| WORK INSTRUCTIONS |
How many lines in this material include the string "Android"? Answer with the number and nothing further.

| RECORDS SHOWN |

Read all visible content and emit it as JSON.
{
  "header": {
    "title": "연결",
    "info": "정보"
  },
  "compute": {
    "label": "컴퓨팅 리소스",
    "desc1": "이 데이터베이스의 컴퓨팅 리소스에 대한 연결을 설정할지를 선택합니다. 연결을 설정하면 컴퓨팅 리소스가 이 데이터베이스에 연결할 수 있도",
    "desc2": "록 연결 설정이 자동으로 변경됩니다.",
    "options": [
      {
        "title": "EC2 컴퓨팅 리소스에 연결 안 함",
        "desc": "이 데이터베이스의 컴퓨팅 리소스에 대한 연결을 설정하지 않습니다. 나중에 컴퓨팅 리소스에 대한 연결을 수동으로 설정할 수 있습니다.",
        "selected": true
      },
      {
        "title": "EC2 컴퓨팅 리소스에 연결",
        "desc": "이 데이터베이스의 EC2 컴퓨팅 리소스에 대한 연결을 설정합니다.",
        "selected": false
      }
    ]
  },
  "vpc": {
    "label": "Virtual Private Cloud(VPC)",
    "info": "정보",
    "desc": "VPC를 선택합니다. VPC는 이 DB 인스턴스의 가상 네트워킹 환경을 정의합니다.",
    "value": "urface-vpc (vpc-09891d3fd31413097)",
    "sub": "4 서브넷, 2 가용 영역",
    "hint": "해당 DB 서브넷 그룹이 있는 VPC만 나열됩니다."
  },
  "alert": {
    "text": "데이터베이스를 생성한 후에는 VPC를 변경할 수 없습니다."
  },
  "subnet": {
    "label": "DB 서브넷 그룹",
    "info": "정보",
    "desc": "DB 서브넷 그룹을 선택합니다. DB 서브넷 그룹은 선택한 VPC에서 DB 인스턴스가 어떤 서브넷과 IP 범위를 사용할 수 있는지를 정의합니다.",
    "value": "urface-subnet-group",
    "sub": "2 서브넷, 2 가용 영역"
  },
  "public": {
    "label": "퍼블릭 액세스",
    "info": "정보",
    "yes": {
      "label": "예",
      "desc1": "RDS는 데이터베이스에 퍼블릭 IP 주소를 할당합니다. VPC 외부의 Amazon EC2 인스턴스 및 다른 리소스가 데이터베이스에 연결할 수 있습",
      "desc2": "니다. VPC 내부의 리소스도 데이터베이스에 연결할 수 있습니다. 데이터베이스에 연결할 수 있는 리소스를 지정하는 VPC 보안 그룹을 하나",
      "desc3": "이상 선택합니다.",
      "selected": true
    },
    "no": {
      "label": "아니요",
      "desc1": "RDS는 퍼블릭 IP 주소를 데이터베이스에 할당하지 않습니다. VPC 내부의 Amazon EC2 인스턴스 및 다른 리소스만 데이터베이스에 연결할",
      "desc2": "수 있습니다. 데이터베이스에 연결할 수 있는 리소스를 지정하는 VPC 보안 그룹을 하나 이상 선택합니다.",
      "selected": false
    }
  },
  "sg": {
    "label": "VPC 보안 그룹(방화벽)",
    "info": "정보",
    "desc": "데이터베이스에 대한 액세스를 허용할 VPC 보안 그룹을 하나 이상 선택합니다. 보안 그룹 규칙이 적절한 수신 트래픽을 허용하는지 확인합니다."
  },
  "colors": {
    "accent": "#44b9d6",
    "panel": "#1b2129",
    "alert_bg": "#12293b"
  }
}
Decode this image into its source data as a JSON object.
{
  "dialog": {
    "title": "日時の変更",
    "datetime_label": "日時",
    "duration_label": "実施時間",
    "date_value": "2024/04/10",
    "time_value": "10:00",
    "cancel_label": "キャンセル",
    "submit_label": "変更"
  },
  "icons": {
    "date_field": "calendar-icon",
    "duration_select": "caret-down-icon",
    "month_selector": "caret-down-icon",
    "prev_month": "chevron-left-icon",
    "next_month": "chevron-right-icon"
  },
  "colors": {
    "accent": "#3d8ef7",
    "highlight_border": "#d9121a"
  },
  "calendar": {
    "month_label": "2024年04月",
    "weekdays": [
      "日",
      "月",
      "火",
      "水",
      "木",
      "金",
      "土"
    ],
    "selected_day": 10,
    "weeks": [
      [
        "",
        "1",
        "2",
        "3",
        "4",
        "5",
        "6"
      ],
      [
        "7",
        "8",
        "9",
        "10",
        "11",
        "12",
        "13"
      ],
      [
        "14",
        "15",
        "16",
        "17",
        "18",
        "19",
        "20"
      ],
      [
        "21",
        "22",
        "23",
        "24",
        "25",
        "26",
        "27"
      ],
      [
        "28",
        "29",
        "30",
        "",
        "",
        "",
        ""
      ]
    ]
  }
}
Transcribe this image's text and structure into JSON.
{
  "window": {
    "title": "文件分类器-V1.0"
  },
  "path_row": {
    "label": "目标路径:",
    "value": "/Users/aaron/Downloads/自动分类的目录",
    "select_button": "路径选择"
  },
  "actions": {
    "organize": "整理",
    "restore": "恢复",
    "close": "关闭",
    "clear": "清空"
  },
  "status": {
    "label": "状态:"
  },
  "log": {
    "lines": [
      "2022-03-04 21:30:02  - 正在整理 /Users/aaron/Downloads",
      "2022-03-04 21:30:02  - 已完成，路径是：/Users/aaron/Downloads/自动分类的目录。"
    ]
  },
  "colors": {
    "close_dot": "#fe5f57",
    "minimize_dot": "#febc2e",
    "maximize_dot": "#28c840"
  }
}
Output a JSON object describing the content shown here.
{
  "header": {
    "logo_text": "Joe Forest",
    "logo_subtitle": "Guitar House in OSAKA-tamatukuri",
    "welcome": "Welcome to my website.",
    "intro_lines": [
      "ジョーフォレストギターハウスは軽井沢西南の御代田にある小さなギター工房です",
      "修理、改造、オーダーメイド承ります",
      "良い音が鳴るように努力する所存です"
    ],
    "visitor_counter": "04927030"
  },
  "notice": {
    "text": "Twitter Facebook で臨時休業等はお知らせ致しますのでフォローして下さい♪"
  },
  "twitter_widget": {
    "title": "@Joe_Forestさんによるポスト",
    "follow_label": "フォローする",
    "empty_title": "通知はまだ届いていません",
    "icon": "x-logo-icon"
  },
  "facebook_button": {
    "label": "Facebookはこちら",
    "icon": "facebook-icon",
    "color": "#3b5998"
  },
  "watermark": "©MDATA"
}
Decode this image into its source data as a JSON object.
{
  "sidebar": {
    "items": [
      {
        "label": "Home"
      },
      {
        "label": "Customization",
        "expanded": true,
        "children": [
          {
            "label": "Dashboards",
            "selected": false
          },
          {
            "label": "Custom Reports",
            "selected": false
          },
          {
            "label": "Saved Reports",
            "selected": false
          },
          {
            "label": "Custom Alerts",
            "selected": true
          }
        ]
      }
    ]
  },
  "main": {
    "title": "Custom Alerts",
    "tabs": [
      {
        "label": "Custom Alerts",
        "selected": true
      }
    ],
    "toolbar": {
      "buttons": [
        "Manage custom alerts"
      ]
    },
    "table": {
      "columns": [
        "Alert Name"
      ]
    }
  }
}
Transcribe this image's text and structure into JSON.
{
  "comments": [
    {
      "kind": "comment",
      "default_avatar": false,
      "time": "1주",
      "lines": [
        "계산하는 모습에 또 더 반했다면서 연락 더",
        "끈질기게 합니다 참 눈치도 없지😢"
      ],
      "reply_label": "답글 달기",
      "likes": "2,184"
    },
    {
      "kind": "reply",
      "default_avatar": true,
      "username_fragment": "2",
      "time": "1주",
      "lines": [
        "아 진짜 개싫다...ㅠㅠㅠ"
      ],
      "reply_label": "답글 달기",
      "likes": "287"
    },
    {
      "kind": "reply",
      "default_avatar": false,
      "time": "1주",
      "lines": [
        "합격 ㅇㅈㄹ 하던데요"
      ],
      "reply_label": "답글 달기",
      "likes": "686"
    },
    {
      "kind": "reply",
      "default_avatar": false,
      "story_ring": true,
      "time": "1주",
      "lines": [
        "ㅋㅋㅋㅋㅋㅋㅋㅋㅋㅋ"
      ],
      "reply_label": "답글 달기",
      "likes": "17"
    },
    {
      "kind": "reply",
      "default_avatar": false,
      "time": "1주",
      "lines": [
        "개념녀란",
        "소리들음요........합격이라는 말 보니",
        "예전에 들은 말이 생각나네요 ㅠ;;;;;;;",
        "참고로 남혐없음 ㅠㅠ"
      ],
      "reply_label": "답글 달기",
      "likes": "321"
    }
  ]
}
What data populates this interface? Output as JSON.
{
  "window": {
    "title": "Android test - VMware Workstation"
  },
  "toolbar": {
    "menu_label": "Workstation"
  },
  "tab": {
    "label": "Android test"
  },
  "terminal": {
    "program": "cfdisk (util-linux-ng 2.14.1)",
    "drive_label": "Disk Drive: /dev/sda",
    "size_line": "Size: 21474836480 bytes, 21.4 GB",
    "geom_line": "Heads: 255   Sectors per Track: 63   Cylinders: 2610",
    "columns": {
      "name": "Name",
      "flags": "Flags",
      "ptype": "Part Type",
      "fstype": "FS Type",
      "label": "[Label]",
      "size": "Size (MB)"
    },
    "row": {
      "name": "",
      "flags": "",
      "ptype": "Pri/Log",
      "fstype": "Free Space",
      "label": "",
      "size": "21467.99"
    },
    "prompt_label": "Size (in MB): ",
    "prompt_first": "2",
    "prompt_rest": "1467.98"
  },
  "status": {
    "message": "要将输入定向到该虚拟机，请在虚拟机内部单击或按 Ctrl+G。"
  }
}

| WRITTEN SOLUTION |
2